Stored data entries:
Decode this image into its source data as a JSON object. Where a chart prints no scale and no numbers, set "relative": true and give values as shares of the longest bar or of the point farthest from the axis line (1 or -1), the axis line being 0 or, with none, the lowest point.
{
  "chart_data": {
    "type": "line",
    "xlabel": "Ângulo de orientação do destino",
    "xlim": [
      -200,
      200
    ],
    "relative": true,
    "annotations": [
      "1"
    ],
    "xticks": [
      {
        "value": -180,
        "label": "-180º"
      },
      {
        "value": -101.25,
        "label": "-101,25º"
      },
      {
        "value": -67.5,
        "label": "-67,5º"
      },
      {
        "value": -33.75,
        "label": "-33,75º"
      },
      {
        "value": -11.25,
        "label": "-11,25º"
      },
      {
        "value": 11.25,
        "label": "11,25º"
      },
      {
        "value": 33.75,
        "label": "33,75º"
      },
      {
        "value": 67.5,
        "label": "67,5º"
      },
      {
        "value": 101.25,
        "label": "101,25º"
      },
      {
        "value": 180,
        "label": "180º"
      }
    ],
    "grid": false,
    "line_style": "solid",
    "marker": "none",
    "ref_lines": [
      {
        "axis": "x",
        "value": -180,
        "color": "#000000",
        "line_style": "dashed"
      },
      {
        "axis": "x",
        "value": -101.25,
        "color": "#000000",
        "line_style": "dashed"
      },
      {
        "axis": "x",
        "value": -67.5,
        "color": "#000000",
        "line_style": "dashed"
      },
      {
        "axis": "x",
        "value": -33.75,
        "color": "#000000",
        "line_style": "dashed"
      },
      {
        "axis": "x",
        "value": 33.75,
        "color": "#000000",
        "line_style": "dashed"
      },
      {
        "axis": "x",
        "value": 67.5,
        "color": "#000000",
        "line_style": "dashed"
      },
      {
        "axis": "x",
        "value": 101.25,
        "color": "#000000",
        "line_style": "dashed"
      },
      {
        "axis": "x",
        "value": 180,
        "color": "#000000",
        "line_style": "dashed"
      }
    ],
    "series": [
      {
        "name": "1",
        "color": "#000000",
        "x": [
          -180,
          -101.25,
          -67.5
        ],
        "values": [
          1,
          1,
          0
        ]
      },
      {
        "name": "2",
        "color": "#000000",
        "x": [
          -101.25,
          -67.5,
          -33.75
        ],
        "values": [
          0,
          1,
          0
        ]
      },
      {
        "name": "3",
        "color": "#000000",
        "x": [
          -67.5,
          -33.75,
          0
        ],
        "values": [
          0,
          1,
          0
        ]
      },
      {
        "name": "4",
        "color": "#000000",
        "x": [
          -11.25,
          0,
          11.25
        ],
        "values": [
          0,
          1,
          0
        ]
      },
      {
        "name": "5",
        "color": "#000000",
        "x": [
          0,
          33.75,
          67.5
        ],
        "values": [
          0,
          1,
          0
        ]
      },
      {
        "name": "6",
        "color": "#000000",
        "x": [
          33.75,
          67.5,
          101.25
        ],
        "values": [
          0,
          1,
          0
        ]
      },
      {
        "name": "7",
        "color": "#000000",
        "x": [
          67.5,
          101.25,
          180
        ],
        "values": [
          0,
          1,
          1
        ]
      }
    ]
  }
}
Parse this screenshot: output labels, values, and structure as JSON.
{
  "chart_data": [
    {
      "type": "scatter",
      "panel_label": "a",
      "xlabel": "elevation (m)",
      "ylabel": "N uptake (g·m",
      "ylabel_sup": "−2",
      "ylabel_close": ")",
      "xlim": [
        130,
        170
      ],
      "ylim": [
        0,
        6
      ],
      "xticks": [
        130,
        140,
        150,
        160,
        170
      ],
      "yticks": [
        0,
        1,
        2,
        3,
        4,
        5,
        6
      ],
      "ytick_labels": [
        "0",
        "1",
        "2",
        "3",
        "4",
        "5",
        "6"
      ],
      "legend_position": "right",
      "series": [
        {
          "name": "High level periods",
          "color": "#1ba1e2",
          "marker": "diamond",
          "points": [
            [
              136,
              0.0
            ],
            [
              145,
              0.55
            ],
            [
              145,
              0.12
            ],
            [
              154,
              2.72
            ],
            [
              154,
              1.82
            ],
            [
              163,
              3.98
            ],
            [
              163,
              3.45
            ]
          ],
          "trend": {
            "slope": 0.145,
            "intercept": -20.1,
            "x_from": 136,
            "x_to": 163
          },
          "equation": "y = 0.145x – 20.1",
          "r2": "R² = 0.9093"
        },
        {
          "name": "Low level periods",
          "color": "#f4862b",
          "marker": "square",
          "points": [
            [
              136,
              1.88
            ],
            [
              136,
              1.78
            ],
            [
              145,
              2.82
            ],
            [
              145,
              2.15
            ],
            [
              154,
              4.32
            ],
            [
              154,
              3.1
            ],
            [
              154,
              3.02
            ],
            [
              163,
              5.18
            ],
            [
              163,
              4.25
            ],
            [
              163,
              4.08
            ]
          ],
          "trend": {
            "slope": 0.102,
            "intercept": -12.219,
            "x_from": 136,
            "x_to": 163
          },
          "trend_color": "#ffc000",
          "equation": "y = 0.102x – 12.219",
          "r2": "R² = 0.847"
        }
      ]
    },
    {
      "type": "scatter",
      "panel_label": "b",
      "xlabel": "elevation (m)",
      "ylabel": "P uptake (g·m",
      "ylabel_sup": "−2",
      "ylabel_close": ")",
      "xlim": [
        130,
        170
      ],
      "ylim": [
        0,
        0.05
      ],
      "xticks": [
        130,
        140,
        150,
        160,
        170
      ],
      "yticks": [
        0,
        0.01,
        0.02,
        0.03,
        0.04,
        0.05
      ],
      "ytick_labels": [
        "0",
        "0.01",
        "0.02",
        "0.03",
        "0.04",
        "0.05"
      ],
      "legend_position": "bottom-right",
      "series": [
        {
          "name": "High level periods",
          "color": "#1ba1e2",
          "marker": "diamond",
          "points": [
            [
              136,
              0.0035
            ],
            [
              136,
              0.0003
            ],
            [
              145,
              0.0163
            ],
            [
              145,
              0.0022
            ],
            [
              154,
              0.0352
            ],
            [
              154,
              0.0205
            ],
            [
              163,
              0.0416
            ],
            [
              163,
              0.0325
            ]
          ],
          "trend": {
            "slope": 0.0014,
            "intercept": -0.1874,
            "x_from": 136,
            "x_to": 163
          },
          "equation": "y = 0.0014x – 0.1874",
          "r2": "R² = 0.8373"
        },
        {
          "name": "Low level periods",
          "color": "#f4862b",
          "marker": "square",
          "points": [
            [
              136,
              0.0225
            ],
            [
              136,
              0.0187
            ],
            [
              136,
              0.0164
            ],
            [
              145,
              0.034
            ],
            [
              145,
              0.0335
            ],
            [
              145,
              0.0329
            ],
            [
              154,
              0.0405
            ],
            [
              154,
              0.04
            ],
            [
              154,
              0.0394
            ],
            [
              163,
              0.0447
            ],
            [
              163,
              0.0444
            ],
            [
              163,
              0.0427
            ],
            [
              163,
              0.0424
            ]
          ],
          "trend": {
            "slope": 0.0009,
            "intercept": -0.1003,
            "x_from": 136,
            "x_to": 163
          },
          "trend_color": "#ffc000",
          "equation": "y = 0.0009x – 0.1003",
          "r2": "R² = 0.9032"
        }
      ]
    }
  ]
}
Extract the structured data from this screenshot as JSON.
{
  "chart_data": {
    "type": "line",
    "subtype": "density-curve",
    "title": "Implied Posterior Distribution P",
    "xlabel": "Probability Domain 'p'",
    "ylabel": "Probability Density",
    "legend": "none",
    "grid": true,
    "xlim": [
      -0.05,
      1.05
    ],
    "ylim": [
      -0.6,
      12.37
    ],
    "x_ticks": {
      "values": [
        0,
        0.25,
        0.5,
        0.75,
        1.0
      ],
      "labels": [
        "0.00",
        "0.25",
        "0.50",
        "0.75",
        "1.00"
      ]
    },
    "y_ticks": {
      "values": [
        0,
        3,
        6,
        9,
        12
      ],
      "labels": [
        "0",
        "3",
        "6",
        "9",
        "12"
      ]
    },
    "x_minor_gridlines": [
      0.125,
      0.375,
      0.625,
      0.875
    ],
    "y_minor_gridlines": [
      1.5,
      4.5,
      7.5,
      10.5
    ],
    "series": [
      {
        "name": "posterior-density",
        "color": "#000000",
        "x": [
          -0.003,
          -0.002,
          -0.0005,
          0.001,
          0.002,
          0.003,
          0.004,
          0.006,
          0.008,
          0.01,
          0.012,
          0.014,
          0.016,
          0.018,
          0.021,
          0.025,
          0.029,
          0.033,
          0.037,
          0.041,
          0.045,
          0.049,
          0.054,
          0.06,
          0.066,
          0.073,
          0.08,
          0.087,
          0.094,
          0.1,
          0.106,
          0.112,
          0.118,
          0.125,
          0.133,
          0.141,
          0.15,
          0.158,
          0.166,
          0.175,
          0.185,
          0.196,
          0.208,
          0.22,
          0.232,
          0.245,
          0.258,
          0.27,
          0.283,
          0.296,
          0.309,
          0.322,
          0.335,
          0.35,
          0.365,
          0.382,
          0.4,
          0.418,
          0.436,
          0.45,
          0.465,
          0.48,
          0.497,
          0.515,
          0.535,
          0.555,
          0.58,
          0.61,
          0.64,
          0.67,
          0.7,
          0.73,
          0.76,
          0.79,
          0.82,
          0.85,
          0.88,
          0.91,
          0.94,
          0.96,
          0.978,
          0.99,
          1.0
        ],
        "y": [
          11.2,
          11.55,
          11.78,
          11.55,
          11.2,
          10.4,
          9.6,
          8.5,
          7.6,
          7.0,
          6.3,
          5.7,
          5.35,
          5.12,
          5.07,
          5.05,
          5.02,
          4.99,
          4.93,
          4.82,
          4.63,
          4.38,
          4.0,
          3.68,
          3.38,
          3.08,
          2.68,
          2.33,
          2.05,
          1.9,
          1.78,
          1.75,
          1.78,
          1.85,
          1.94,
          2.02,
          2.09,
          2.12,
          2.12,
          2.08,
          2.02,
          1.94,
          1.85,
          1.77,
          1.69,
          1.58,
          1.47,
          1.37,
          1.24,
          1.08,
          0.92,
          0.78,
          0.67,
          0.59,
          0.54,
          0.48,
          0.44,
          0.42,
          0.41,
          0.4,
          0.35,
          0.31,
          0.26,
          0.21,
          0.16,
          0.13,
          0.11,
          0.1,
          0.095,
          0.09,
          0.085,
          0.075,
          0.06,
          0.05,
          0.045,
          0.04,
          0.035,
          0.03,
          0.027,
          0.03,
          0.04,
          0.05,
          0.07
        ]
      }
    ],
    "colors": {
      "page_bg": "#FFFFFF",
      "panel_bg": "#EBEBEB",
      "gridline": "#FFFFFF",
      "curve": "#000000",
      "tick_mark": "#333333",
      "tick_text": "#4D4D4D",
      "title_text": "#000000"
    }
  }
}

#### Brief:
Show all lines in the entries above where the word "screenshot" appears.

#### Complete output:
Parse this screenshot: output labels, values, and structure as JSON.
Extract the structured data from this screenshot as JSON.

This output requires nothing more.